Problem statement ::
Sift the listing for lines that hold the string "Toyama" and pull them out.

Supplied records ::
--- --- ---

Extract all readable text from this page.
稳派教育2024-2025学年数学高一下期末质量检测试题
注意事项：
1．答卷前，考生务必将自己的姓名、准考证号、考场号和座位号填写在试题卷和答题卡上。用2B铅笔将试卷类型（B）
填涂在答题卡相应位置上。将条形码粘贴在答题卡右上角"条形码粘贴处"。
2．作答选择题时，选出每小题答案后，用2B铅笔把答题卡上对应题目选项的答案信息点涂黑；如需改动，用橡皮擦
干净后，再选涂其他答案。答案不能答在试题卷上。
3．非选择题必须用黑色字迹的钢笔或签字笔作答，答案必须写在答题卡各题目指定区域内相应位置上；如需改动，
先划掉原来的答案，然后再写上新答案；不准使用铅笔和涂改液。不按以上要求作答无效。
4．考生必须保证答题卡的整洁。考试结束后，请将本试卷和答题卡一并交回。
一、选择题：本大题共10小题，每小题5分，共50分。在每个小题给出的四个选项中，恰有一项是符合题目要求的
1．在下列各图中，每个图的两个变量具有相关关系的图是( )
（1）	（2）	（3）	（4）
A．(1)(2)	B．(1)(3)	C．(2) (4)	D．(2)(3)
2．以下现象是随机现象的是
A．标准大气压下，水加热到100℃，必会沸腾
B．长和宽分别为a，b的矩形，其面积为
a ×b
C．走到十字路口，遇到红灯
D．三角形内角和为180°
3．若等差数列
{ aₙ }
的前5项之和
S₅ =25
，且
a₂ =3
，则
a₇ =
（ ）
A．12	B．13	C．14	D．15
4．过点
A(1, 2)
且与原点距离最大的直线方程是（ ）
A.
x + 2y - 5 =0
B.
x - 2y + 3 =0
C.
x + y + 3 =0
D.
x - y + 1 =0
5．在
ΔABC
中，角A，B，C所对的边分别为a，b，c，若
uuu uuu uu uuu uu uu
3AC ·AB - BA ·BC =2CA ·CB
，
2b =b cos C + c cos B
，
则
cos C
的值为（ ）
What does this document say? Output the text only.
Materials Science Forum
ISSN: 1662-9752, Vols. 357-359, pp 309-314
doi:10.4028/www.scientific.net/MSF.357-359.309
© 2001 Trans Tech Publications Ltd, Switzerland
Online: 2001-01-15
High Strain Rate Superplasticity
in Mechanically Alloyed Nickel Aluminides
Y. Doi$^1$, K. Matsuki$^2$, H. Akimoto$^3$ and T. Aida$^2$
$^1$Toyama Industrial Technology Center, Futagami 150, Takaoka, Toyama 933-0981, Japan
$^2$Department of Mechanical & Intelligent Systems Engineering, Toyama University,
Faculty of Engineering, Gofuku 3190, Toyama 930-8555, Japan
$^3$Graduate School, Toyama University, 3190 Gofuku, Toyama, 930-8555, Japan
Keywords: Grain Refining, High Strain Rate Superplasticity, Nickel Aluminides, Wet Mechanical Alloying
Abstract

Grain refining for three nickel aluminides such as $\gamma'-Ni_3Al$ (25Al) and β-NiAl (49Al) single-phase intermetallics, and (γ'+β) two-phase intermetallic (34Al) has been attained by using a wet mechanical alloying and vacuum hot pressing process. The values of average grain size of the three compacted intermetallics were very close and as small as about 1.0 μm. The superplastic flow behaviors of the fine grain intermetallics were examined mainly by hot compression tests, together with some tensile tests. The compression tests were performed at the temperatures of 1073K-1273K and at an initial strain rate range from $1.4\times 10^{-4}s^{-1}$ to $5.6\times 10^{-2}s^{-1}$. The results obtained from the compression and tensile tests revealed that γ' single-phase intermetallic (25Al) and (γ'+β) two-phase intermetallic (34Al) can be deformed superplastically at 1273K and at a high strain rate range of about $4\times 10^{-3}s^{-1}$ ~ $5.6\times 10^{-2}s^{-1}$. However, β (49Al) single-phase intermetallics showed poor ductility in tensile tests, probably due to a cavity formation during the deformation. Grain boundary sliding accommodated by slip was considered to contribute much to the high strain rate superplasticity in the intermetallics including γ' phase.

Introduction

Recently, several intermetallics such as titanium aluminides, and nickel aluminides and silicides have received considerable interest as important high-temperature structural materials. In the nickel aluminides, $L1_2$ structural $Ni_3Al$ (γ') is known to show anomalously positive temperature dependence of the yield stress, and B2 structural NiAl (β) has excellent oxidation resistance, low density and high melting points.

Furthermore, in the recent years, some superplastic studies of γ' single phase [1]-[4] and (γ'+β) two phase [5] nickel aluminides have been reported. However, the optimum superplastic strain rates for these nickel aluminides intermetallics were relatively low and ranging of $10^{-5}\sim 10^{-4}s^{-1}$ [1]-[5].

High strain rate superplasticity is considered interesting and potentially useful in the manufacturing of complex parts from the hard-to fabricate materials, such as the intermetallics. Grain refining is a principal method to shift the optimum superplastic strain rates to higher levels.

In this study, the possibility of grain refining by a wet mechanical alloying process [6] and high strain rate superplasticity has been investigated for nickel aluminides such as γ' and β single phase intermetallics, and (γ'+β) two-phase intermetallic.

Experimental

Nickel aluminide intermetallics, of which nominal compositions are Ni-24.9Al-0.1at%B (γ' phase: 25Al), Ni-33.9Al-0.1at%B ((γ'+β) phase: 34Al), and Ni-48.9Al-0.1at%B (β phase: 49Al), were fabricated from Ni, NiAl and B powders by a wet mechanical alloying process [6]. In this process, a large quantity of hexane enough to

--- --- ---

Finished exercise ::
$^1$Toyama Industrial Technology Center, Futagami 150, Takaoka, Toyama 933-0981, Japan
$^2$Department of Mechanical & Intelligent Systems Engineering, Toyama University,
Faculty of Engineering, Gofuku 3190, Toyama 930-8555, Japan
$^3$Graduate School, Toyama University, 3190 Gofuku, Toyama, 930-8555, Japan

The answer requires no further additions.